--- START ENTRIES PROVIDED ---

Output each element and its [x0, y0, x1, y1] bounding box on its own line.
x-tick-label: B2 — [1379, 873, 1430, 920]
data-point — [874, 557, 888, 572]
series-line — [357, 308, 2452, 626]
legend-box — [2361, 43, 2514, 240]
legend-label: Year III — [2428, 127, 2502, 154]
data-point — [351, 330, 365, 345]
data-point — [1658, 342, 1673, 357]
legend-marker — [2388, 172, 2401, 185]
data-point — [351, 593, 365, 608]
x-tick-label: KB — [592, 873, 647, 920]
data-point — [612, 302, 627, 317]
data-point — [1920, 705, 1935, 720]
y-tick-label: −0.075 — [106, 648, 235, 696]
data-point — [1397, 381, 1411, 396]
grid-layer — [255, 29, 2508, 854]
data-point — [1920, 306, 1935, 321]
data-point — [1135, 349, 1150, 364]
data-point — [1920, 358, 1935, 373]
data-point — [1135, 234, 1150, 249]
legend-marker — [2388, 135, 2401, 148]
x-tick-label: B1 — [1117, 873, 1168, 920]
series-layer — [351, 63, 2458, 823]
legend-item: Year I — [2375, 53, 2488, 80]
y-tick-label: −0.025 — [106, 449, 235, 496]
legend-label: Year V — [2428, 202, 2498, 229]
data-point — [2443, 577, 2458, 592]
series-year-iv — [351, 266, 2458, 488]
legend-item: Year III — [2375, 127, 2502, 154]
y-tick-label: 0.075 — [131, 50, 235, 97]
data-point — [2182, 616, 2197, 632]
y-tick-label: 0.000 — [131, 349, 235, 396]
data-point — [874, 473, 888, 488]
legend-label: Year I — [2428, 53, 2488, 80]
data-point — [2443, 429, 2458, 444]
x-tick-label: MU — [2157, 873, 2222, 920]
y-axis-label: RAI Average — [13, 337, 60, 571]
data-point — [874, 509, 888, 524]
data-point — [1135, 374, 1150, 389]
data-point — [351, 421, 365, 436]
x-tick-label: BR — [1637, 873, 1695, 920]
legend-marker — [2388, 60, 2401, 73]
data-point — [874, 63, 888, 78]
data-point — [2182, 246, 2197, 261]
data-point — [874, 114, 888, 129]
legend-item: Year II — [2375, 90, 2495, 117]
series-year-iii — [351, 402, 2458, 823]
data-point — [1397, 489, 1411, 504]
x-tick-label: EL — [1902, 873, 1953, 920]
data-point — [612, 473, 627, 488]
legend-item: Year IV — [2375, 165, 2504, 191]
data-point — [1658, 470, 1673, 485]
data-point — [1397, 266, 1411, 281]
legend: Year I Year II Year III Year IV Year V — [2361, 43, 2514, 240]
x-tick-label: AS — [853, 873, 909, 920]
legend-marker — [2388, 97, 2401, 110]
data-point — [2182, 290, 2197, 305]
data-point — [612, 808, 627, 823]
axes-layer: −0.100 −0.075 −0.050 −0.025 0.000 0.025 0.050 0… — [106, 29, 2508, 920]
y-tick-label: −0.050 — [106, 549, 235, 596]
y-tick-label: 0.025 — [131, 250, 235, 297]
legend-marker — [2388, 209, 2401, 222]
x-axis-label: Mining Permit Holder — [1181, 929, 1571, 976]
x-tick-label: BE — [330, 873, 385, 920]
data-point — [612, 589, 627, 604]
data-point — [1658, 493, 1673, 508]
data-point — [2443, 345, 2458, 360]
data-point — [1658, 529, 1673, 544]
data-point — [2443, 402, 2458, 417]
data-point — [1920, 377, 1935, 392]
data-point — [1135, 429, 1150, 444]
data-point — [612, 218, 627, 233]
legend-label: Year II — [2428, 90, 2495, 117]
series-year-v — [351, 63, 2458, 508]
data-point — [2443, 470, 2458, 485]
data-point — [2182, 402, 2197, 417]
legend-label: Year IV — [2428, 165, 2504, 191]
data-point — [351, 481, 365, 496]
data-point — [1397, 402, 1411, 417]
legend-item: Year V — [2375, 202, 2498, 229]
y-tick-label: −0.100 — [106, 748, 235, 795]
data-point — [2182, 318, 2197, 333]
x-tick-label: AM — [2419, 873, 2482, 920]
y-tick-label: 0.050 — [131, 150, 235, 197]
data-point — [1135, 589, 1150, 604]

--- END ENTRIES PROVIDED ---

__REQUIREMENT__
Set down every one of the lines above verbatim, altering nothing.

__EXERCISE OUTPUT__
Output each element and its [x0, y0, x1, y1] bounding box on its own line.
x-tick-label: B2 — [1379, 873, 1430, 920]
data-point — [874, 557, 888, 572]
series-line — [357, 308, 2452, 626]
legend-box — [2361, 43, 2514, 240]
legend-label: Year III — [2428, 127, 2502, 154]
data-point — [351, 330, 365, 345]
data-point — [1658, 342, 1673, 357]
legend-marker — [2388, 172, 2401, 185]
data-point — [351, 593, 365, 608]
x-tick-label: KB — [592, 873, 647, 920]
data-point — [612, 302, 627, 317]
data-point — [1920, 705, 1935, 720]
y-tick-label: −0.075 — [106, 648, 235, 696]
data-point — [1397, 381, 1411, 396]
grid-layer — [255, 29, 2508, 854]
data-point — [1920, 306, 1935, 321]
data-point — [1135, 349, 1150, 364]
data-point — [1920, 358, 1935, 373]
data-point — [1135, 234, 1150, 249]
legend-marker — [2388, 135, 2401, 148]
x-tick-label: B1 — [1117, 873, 1168, 920]
series-layer — [351, 63, 2458, 823]
legend-item: Year I — [2375, 53, 2488, 80]
y-tick-label: −0.025 — [106, 449, 235, 496]
legend-label: Year V — [2428, 202, 2498, 229]
data-point — [2443, 577, 2458, 592]
series-year-iv — [351, 266, 2458, 488]
legend-item: Year III — [2375, 127, 2502, 154]
y-tick-label: 0.075 — [131, 50, 235, 97]
data-point — [2182, 616, 2197, 632]
y-tick-label: 0.000 — [131, 349, 235, 396]
data-point — [874, 473, 888, 488]
legend-label: Year I — [2428, 53, 2488, 80]
data-point — [2443, 429, 2458, 444]
x-tick-label: MU — [2157, 873, 2222, 920]
y-axis-label: RAI Average — [13, 337, 60, 571]
data-point — [874, 509, 888, 524]
data-point — [1135, 374, 1150, 389]
data-point — [351, 421, 365, 436]
x-tick-label: BR — [1637, 873, 1695, 920]
legend-marker — [2388, 60, 2401, 73]
data-point — [874, 63, 888, 78]
data-point — [2182, 246, 2197, 261]
data-point — [874, 114, 888, 129]
legend-item: Year II — [2375, 90, 2495, 117]
series-year-iii — [351, 402, 2458, 823]
data-point — [1397, 489, 1411, 504]
x-tick-label: EL — [1902, 873, 1953, 920]
data-point — [612, 473, 627, 488]
legend-item: Year IV — [2375, 165, 2504, 191]
data-point — [1658, 470, 1673, 485]
data-point — [1397, 266, 1411, 281]
legend: Year I Year II Year III Year IV Year V — [2361, 43, 2514, 240]
x-tick-label: AS — [853, 873, 909, 920]
legend-marker — [2388, 97, 2401, 110]
data-point — [2182, 290, 2197, 305]
data-point — [612, 808, 627, 823]
axes-layer: −0.100 −0.075 −0.050 −0.025 0.000 0.025 0.050 0… — [106, 29, 2508, 920]
y-tick-label: −0.050 — [106, 549, 235, 596]
y-tick-label: 0.025 — [131, 250, 235, 297]
legend-marker — [2388, 209, 2401, 222]
x-axis-label: Mining Permit Holder — [1181, 929, 1571, 976]
x-tick-label: BE — [330, 873, 385, 920]
data-point — [612, 589, 627, 604]
data-point — [1658, 493, 1673, 508]
data-point — [2443, 345, 2458, 360]
data-point — [1658, 529, 1673, 544]
data-point — [2443, 402, 2458, 417]
data-point — [1920, 377, 1935, 392]
data-point — [1135, 429, 1150, 444]
data-point — [612, 218, 627, 233]
legend-label: Year II — [2428, 90, 2495, 117]
series-year-v — [351, 63, 2458, 508]
data-point — [2443, 470, 2458, 485]
data-point — [2182, 402, 2197, 417]
legend-label: Year IV — [2428, 165, 2504, 191]
data-point — [351, 481, 365, 496]
data-point — [1397, 402, 1411, 417]
legend-item: Year V — [2375, 202, 2498, 229]
y-tick-label: −0.100 — [106, 748, 235, 795]
data-point — [2182, 318, 2197, 333]
x-tick-label: AM — [2419, 873, 2482, 920]
y-tick-label: 0.050 — [131, 150, 235, 197]
data-point — [1135, 589, 1150, 604]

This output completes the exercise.